| RECORDS FOR PROCESSING |
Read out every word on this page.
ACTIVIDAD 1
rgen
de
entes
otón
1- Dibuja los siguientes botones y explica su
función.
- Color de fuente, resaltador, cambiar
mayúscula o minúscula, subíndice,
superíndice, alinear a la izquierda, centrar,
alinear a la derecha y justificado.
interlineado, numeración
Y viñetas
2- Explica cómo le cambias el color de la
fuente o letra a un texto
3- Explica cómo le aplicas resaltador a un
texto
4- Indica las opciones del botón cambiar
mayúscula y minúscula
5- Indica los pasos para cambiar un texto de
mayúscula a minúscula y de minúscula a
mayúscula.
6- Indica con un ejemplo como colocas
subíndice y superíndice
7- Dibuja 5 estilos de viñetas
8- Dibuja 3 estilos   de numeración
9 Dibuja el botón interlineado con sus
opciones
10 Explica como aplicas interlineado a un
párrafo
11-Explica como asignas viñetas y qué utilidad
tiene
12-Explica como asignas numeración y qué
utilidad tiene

| THE REQUEST |
Please quote every record above exactly as it appears.

| PROBLEM SOLUTION |
Read out every word on this page.
ACTIVIDAD 1
rgen
de
entes
otón
1- Dibuja los siguientes botones y explica su
función.
- Color de fuente, resaltador, cambiar
mayúscula o minúscula, subíndice,
superíndice, alinear a la izquierda, centrar,
alinear a la derecha y justificado.
interlineado, numeración
Y viñetas
2- Explica cómo le cambias el color de la
fuente o letra a un texto
3- Explica cómo le aplicas resaltador a un
texto
4- Indica las opciones del botón cambiar
mayúscula y minúscula
5- Indica los pasos para cambiar un texto de
mayúscula a minúscula y de minúscula a
mayúscula.
6- Indica con un ejemplo como colocas
subíndice y superíndice
7- Dibuja 5 estilos de viñetas
8- Dibuja 3 estilos   de numeración
9 Dibuja el botón interlineado con sus
opciones
10 Explica como aplicas interlineado a un
párrafo
11-Explica como asignas viñetas y qué utilidad
tiene
12-Explica como asignas numeración y qué
utilidad tiene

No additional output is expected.